[Collected data]
________________________
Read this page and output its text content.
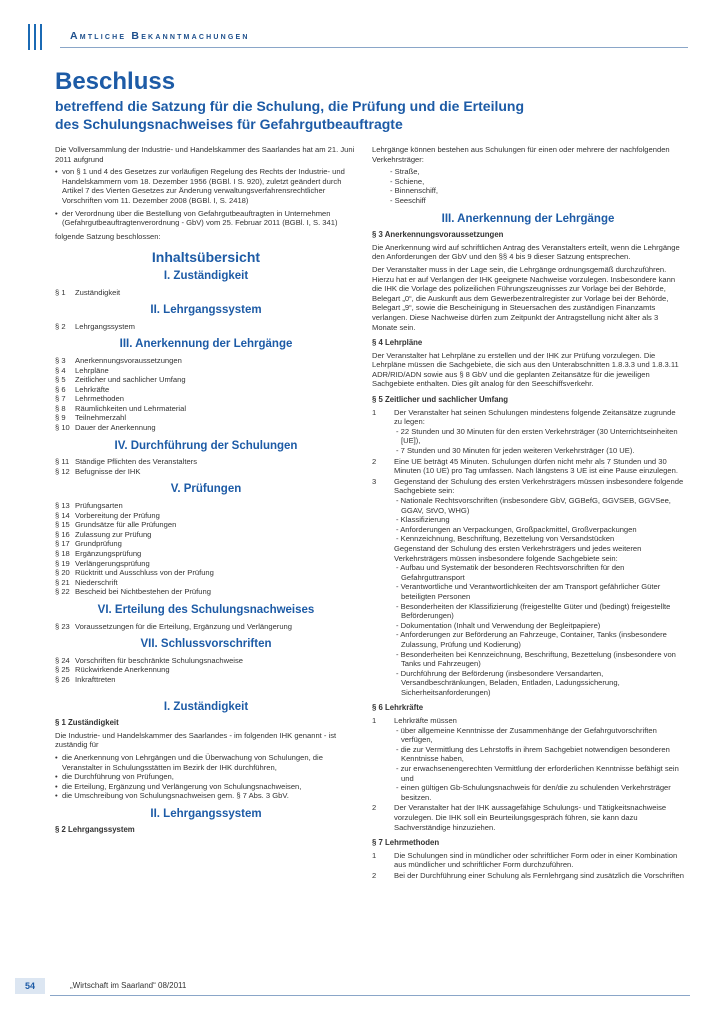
Amtliche Bekanntmachungen
Beschluss
betreffend die Satzung für die Schulung, die Prüfung und die Erteilung
des Schulungsnachweises für Gefahrgutbeauftragte

Die Vollversammlung der Industrie- und Handelskammer des Saarlandes hat am 21. Juni 2011 aufgrund

• von § 1 und 4 des Gesetzes zur vorläufigen Regelung des Rechts der Industrie- und Handelskammern vom 18. Dezember 1956 (BGBl. I S. 920), zuletzt geändert durch Artikel 7 des Vierten Gesetzes zur Änderung verwaltungsverfahrensrechtlicher Vorschriften vom 11. Dezember 2008 (BGBl. I, S. 2418)

• der Verordnung über die Bestellung von Gefahrgutbeauftragten in Unternehmen (Gefahrgutbeauftragtenverordnung - GbV) vom 25. Februar 2011 (BGBl. I, S. 341)

folgende Satzung beschlossen:

Inhaltsübersicht
I. Zuständigkeit
§ 1	Zuständigkeit
II. Lehrgangssystem
§ 2	Lehrgangssystem
III. Anerkennung der Lehrgänge
§ 3	Anerkennungsvoraussetzungen
§ 4	Lehrpläne
§ 5	Zeitlicher und sachlicher Umfang
§ 6	Lehrkräfte
§ 7	Lehrmethoden
§ 8	Räumlichkeiten und Lehrmaterial
§ 9	Teilnehmerzahl
§ 10 Dauer der Anerkennung
IV. Durchführung der Schulungen
§ 11 Ständige Pflichten des Veranstalters
§ 12 Befugnisse der IHK
V. Prüfungen
§ 13 Prüfungsarten
§ 14 Vorbereitung der Prüfung
§ 15 Grundsätze für alle Prüfungen
§ 16 Zulassung zur Prüfung
§ 17 Grundprüfung
§ 18 Ergänzungsprüfung
§ 19 Verlängerungsprüfung
§ 20 Rücktritt und Ausschluss von der Prüfung
§ 21 Niederschrift
§ 22 Bescheid bei Nichtbestehen der Prüfung
VI. Erteilung des Schulungsnachweises
§ 23 Voraussetzungen für die Erteilung, Ergänzung und Verlängerung
VII. Schlussvorschriften
§ 24 Vorschriften für beschränkte Schulungsnachweise
§ 25 Rückwirkende Anerkennung
§ 26 Inkrafttreten
I. Zuständigkeit
§ 1 Zuständigkeit

Die Industrie- und Handelskammer des Saarlandes - im folgenden IHK genannt - ist zuständig für

• die Anerkennung von Lehrgängen und die Überwachung von Schulungen, die Veranstalter in Schulungsstätten im Bezirk der IHK durchführen,
• die Durchführung von Prüfungen,
• die Erteilung, Ergänzung und Verlängerung von Schulungsnachweisen,
• die Umschreibung von Schulungsnachweisen gem. § 7 Abs. 3 GbV.
II. Lehrgangssystem
§ 2 Lehrgangssystem

Lehrgänge können bestehen aus Schulungen für einen oder mehrere der nachfolgenden Verkehrsträger:

- Straße,
- Schiene,
- Binnenschiff,
- Seeschiff
III. Anerkennung der Lehrgänge
§ 3 Anerkennungsvoraussetzungen

Die Anerkennung wird auf schriftlichen Antrag des Veranstalters erteilt, wenn die Lehrgänge den Anforderungen der GbV und den §§ 4 bis 9 dieser Satzung entsprechen.

Der Veranstalter muss in der Lage sein, die Lehrgänge ordnungsgemäß durchzuführen. Hierzu hat er auf Verlangen der IHK geeignete Nachweise vorzulegen. Insbesondere kann die IHK die Vorlage des polizeilichen Führungszeugnisses zur Vorlage bei der Behörde, Belegart „0“, die Auskunft aus dem Gewerbezentralregister zur Vorlage bei der Behörde, Belegart „9“, sowie die Bescheinigung in Steuersachen des zuständigen Finanzamts verlangen. Diese Nachweise dürfen zum Zeitpunkt der Antragstellung nicht älter als 3 Monate sein.

§ 4 Lehrpläne

Der Veranstalter hat Lehrpläne zu erstellen und der IHK zur Prüfung vorzulegen. Die Lehrpläne müssen die Sachgebiete, die sich aus den Unterabschnitten 1.8.3.3 und 1.8.3.11 ADR/RID/ADN sowie aus § 8 GbV und die geplanten Zeitansätze für die jeweiligen Sachgebiete enthalten. Dies gilt analog für den Seeschiffsverkehr.

§ 5 Zeitlicher und sachlicher Umfang
1	Der Veranstalter hat seinen Schulungen mindestens folgende Zeitansätze zugrunde zu legen:
- 22 Stunden und 30 Minuten für den ersten Verkehrsträger (30 Unterrichtseinheiten [UE]),
- 7 Stunden und 30 Minuten für jeden weiteren Verkehrsträger (10 UE).
2	Eine UE beträgt 45 Minuten. Schulungen dürfen nicht mehr als 7 Stunden und 30 Minuten (10 UE) pro Tag umfassen. Nach längstens 3 UE ist eine Pause einzulegen.
3	Gegenstand der Schulung des ersten Verkehrsträgers müssen insbesondere folgende Sachgebiete sein:
- Nationale Rechtsvorschriften (insbesondere GbV, GGBefG, GGVSEB, GGVSee, GGAV, StVO, WHG)
- Klassifizierung
- Anforderungen an Verpackungen, Großpackmittel, Großverpackungen
- Kennzeichnung, Beschriftung, Bezettelung von Versandstücken
Gegenstand der Schulung des ersten Verkehrsträgers und jedes weiteren Verkehrsträgers müssen insbesondere folgende Sachgebiete sein:
- Aufbau und Systematik der besonderen Rechtsvorschriften für den Gefahrguttransport
- Verantwortliche und Verantwortlichkeiten der am Transport gefährlicher Güter beteiligten Personen
- Besonderheiten der Klassifizierung (freigestellte Güter und (bedingt) freigestellte Beförderungen)
- Dokumentation (Inhalt und Verwendung der Begleitpapiere)
- Anforderungen zur Beförderung an Fahrzeuge, Container, Tanks (insbesondere Zulassung, Prüfung und Kodierung)
- Besonderheiten bei Kennzeichnung, Beschriftung, Bezettelung (insbesondere von Tanks und Fahrzeugen)
- Durchführung der Beförderung (insbesondere Versandarten, Versandbeschränkungen, Beladen, Entladen, Ladungssicherung, Sicherheitsanforderungen)
§ 6 Lehrkräfte
1	Lehrkräfte müssen
- über allgemeine Kenntnisse der Zusammenhänge der Gefahrgutvorschriften verfügen,
- die zur Vermittlung des Lehrstoffs in ihrem Sachgebiet notwendigen besonderen Kenntnisse haben,
- zur erwachsenengerechten Vermittlung der erforderlichen Kenntnisse befähigt sein und
- einen gültigen Gb-Schulungsnachweis für den/die zu schulenden Verkehrsträger besitzen.
2	Der Veranstalter hat der IHK aussagefähige Schulungs- und Tätigkeitsnachweise vorzulegen. Die IHK soll ein Beurteilungsgespräch führen, sie kann dazu Sachverständige hinzuziehen.
§ 7 Lehrmethoden
1	Die Schulungen sind in mündlicher oder schriftlicher Form oder in einer Kombination aus mündlicher und schriftlicher Form durchzuführen.
2	Bei der Durchführung einer Schulung als Fernlehrgang sind zusätzlich die Vorschriften
54	„Wirtschaft im Saarland“ 08/2011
________________________
_Problem_. Report each line in the preceding entries that holds the string "Vermittlung".

_Exercise answer_.
- die zur Vermittlung des Lehrstoffs in ihrem Sachgebiet notwendigen besonderen Kenntnisse haben,
- zur erwachsenengerechten Vermittlung der erforderlichen Kenntnisse befähigt sein und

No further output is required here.